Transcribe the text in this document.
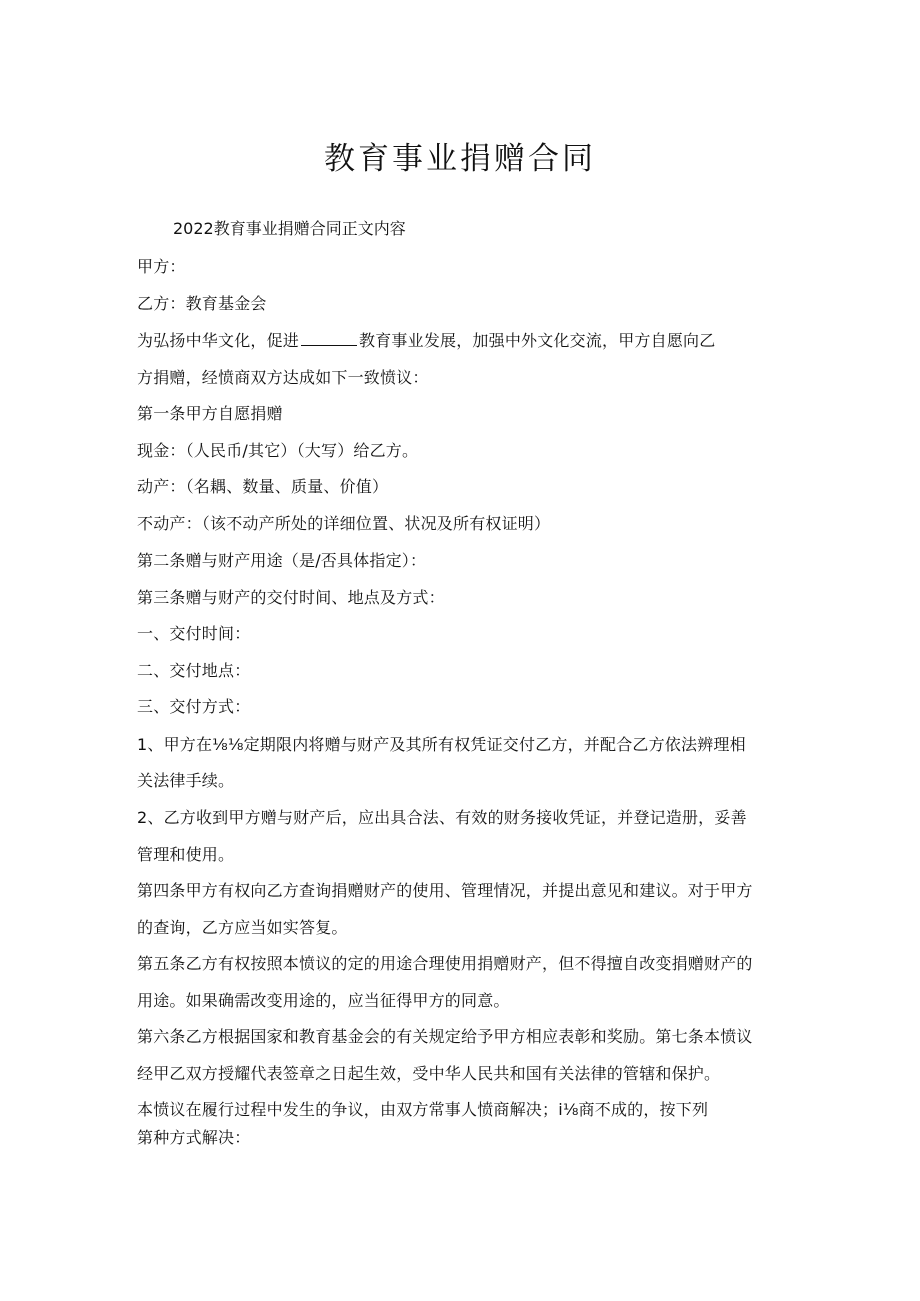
教育事业捐赠合同
2022教育事业捐赠合同正文内容
甲方：
乙方：教育基金会
为弘扬中华文化，促进	教育事业发展，加强中外文化交流，甲方自愿向乙
方捐赠，经愤商双方达成如下一致愤议：
第一条甲方自愿捐赠
现金：（人民币/其它）（大写）给乙方。
动产：（名耦、数量、质量、价值）
不动产：（该不动产所处的详细位置、状况及所有权证明）
第二条赠与财产用途（是/否具体指定）：
第三条赠与财产的交付时间、地点及方式：
一、交付时间：
二、交付地点：
三、交付方式：
1、甲方在⅛⅛定期限内将赠与财产及其所有权凭证交付乙方，并配合乙方依法辨理相
关法律手续。
2、乙方收到甲方赠与财产后，应出具合法、有效的财务接收凭证，并登记造册，妥善
管理和使用。
第四条甲方有权向乙方查询捐赠财产的使用、管理情况，并提出意见和建议。对于甲方
的查询，乙方应当如实答复。
第五条乙方有权按照本愤议的定的用途合理使用捐赠财产，但不得擅自改变捐赠财产的
用途。如果确需改变用途的，应当征得甲方的同意。
第六条乙方根据国家和教育基金会的有关规定给予甲方相应表彰和奖励。第七条本愤议
经甲乙双方授耀代表签章之日起生效，受中华人民共和国有关法律的管辖和保护。
本愤议在履行过程中发生的争议，由双方常事人愤商解决；i⅛商不成的，按下列
第种方式解决：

_Exercise brief_. Leaving all pictures aside, quote each record exactly.

_Final result_.
Transcribe the text in this document.
教育事业捐赠合同
2022教育事业捐赠合同正文内容
甲方：
乙方：教育基金会
为弘扬中华文化，促进	教育事业发展，加强中外文化交流，甲方自愿向乙
方捐赠，经愤商双方达成如下一致愤议：
第一条甲方自愿捐赠
现金：（人民币/其它）（大写）给乙方。
动产：（名耦、数量、质量、价值）
不动产：（该不动产所处的详细位置、状况及所有权证明）
第二条赠与财产用途（是/否具体指定）：
第三条赠与财产的交付时间、地点及方式：
一、交付时间：
二、交付地点：
三、交付方式：
1、甲方在⅛⅛定期限内将赠与财产及其所有权凭证交付乙方，并配合乙方依法辨理相
关法律手续。
2、乙方收到甲方赠与财产后，应出具合法、有效的财务接收凭证，并登记造册，妥善
管理和使用。
第四条甲方有权向乙方查询捐赠财产的使用、管理情况，并提出意见和建议。对于甲方
的查询，乙方应当如实答复。
第五条乙方有权按照本愤议的定的用途合理使用捐赠财产，但不得擅自改变捐赠财产的
用途。如果确需改变用途的，应当征得甲方的同意。
第六条乙方根据国家和教育基金会的有关规定给予甲方相应表彰和奖励。第七条本愤议
经甲乙双方授耀代表签章之日起生效，受中华人民共和国有关法律的管辖和保护。
本愤议在履行过程中发生的争议，由双方常事人愤商解决；i⅛商不成的，按下列
第种方式解决：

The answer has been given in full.